◆ Saved entries:
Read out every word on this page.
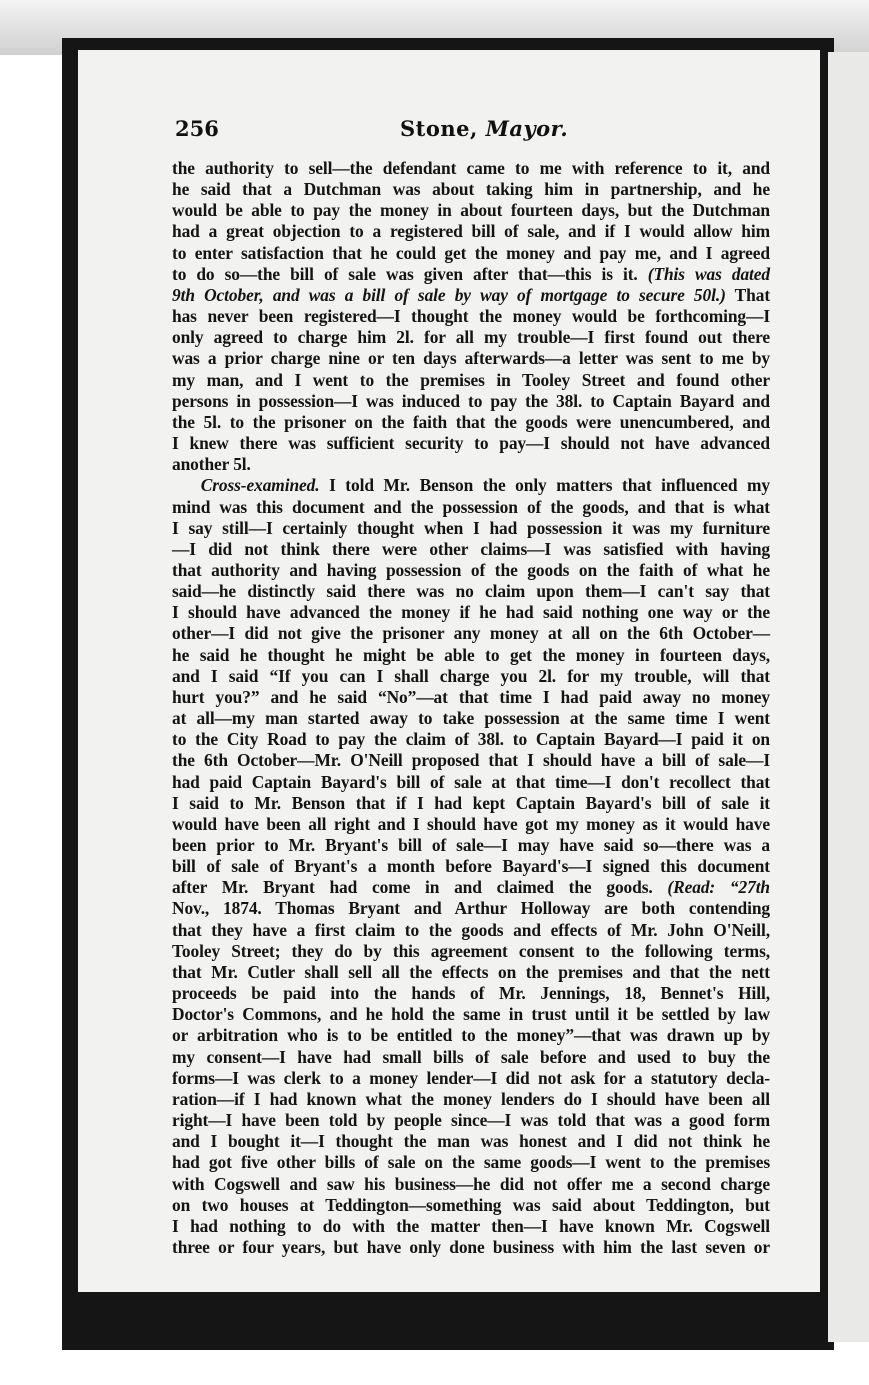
256	Stone, Mayor.
the authority to sell—the defendant came to me with reference to it, and
he said that a Dutchman was about taking him in partnership, and he
would be able to pay the money in about fourteen days, but the Dutchman
had a great objection to a registered bill of sale, and if I would allow him
to enter satisfaction that he could get the money and pay me, and I agreed
to do so—the bill of sale was given after that—this is it. (This was dated
9th October, and was a bill of sale by way of mortgage to secure 50l.) That
has never been registered—I thought the money would be forthcoming—I
only agreed to charge him 2l. for all my trouble—I first found out there
was a prior charge nine or ten days afterwards—a letter was sent to me by
my man, and I went to the premises in Tooley Street and found other
persons in possession—I was induced to pay the 38l. to Captain Bayard and
the 5l. to the prisoner on the faith that the goods were unencumbered, and
I knew there was sufficient security to pay—I should not have advanced
another 5l.
Cross-examined. I told Mr. Benson the only matters that influenced my
mind was this document and the possession of the goods, and that is what
I say still—I certainly thought when I had possession it was my furniture
—I did not think there were other claims—I was satisfied with having
that authority and having possession of the goods on the faith of what he
said—he distinctly said there was no claim upon them—I can't say that
I should have advanced the money if he had said nothing one way or the
other—I did not give the prisoner any money at all on the 6th October—
he said he thought he might be able to get the money in fourteen days,
and I said “If you can I shall charge you 2l. for my trouble, will that
hurt you?” and he said “No”—at that time I had paid away no money
at all—my man started away to take possession at the same time I went
to the City Road to pay the claim of 38l. to Captain Bayard—I paid it on
the 6th October—Mr. O'Neill proposed that I should have a bill of sale—I
had paid Captain Bayard's bill of sale at that time—I don't recollect that
I said to Mr. Benson that if I had kept Captain Bayard's bill of sale it
would have been all right and I should have got my money as it would have
been prior to Mr. Bryant's bill of sale—I may have said so—there was a
bill of sale of Bryant's a month before Bayard's—I signed this document
after Mr. Bryant had come in and claimed the goods. (Read: “27th
Nov., 1874. Thomas Bryant and Arthur Holloway are both contending
that they have a first claim to the goods and effects of Mr. John O'Neill,
Tooley Street; they do by this agreement consent to the following terms,
that Mr. Cutler shall sell all the effects on the premises and that the nett
proceeds be paid into the hands of Mr. Jennings, 18, Bennet's Hill,
Doctor's Commons, and he hold the same in trust until it be settled by law
or arbitration who is to be entitled to the money”—that was drawn up by
my consent—I have had small bills of sale before and used to buy the
forms—I was clerk to a money lender—I did not ask for a statutory decla-
ration—if I had known what the money lenders do I should have been all
right—I have been told by people since—I was told that was a good form
and I bought it—I thought the man was honest and I did not think he
had got five other bills of sale on the same goods—I went to the premises
with Cogswell and saw his business—he did not offer me a second charge
on two houses at Teddington—something was said about Teddington, but
I had nothing to do with the matter then—I have known Mr. Cogswell
three or four years, but have only done business with him the last seven or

◆ STATED PROBLEM: Retype every record above exactly as written, but leave out the pictures.

◆ EXPECTED ANSWER:
Read out every word on this page.
256	Stone, Mayor.
the authority to sell—the defendant came to me with reference to it, and
he said that a Dutchman was about taking him in partnership, and he
would be able to pay the money in about fourteen days, but the Dutchman
had a great objection to a registered bill of sale, and if I would allow him
to enter satisfaction that he could get the money and pay me, and I agreed
to do so—the bill of sale was given after that—this is it. (This was dated
9th October, and was a bill of sale by way of mortgage to secure 50l.) That
has never been registered—I thought the money would be forthcoming—I
only agreed to charge him 2l. for all my trouble—I first found out there
was a prior charge nine or ten days afterwards—a letter was sent to me by
my man, and I went to the premises in Tooley Street and found other
persons in possession—I was induced to pay the 38l. to Captain Bayard and
the 5l. to the prisoner on the faith that the goods were unencumbered, and
I knew there was sufficient security to pay—I should not have advanced
another 5l.
Cross-examined. I told Mr. Benson the only matters that influenced my
mind was this document and the possession of the goods, and that is what
I say still—I certainly thought when I had possession it was my furniture
—I did not think there were other claims—I was satisfied with having
that authority and having possession of the goods on the faith of what he
said—he distinctly said there was no claim upon them—I can't say that
I should have advanced the money if he had said nothing one way or the
other—I did not give the prisoner any money at all on the 6th October—
he said he thought he might be able to get the money in fourteen days,
and I said “If you can I shall charge you 2l. for my trouble, will that
hurt you?” and he said “No”—at that time I had paid away no money
at all—my man started away to take possession at the same time I went
to the City Road to pay the claim of 38l. to Captain Bayard—I paid it on
the 6th October—Mr. O'Neill proposed that I should have a bill of sale—I
had paid Captain Bayard's bill of sale at that time—I don't recollect that
I said to Mr. Benson that if I had kept Captain Bayard's bill of sale it
would have been all right and I should have got my money as it would have
been prior to Mr. Bryant's bill of sale—I may have said so—there was a
bill of sale of Bryant's a month before Bayard's—I signed this document
after Mr. Bryant had come in and claimed the goods. (Read: “27th
Nov., 1874. Thomas Bryant and Arthur Holloway are both contending
that they have a first claim to the goods and effects of Mr. John O'Neill,
Tooley Street; they do by this agreement consent to the following terms,
that Mr. Cutler shall sell all the effects on the premises and that the nett
proceeds be paid into the hands of Mr. Jennings, 18, Bennet's Hill,
Doctor's Commons, and he hold the same in trust until it be settled by law
or arbitration who is to be entitled to the money”—that was drawn up by
my consent—I have had small bills of sale before and used to buy the
forms—I was clerk to a money lender—I did not ask for a statutory decla-
ration—if I had known what the money lenders do I should have been all
right—I have been told by people since—I was told that was a good form
and I bought it—I thought the man was honest and I did not think he
had got five other bills of sale on the same goods—I went to the premises
with Cogswell and saw his business—he did not offer me a second charge
on two houses at Teddington—something was said about Teddington, but
I had nothing to do with the matter then—I have known Mr. Cogswell
three or four years, but have only done business with him the last seven or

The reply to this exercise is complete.